===== RAW RECORDS

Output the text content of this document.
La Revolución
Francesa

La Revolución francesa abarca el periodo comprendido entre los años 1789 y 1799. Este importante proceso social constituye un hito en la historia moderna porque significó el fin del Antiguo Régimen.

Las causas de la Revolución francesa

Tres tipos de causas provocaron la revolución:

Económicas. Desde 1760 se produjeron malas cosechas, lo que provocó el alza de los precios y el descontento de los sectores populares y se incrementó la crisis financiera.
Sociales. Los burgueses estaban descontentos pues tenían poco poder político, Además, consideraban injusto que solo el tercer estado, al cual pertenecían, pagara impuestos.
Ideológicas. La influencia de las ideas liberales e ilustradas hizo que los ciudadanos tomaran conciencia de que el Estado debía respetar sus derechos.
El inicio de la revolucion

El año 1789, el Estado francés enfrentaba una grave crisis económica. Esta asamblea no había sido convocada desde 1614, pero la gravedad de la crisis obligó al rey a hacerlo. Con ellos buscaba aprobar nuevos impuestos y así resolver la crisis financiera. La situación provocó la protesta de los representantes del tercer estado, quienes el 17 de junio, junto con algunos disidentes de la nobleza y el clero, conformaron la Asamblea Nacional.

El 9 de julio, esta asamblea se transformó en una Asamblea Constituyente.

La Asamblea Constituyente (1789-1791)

==========

▸ WHAT IS EXPECTED: Repeat the data verbatim.

▸ RESULT FOR THIS EXERCISE:
Output the text content of this document.
La Revolución
Francesa

La Revolución francesa abarca el periodo comprendido entre los años 1789 y 1799. Este importante proceso social constituye un hito en la historia moderna porque significó el fin del Antiguo Régimen.

Las causas de la Revolución francesa

Tres tipos de causas provocaron la revolución:

Económicas. Desde 1760 se produjeron malas cosechas, lo que provocó el alza de los precios y el descontento de los sectores populares y se incrementó la crisis financiera.
Sociales. Los burgueses estaban descontentos pues tenían poco poder político, Además, consideraban injusto que solo el tercer estado, al cual pertenecían, pagara impuestos.
Ideológicas. La influencia de las ideas liberales e ilustradas hizo que los ciudadanos tomaran conciencia de que el Estado debía respetar sus derechos.
El inicio de la revolucion

El año 1789, el Estado francés enfrentaba una grave crisis económica. Esta asamblea no había sido convocada desde 1614, pero la gravedad de la crisis obligó al rey a hacerlo. Con ellos buscaba aprobar nuevos impuestos y así resolver la crisis financiera. La situación provocó la protesta de los representantes del tercer estado, quienes el 17 de junio, junto con algunos disidentes de la nobleza y el clero, conformaron la Asamblea Nacional.

El 9 de julio, esta asamblea se transformó en una Asamblea Constituyente.

La Asamblea Constituyente (1789-1791)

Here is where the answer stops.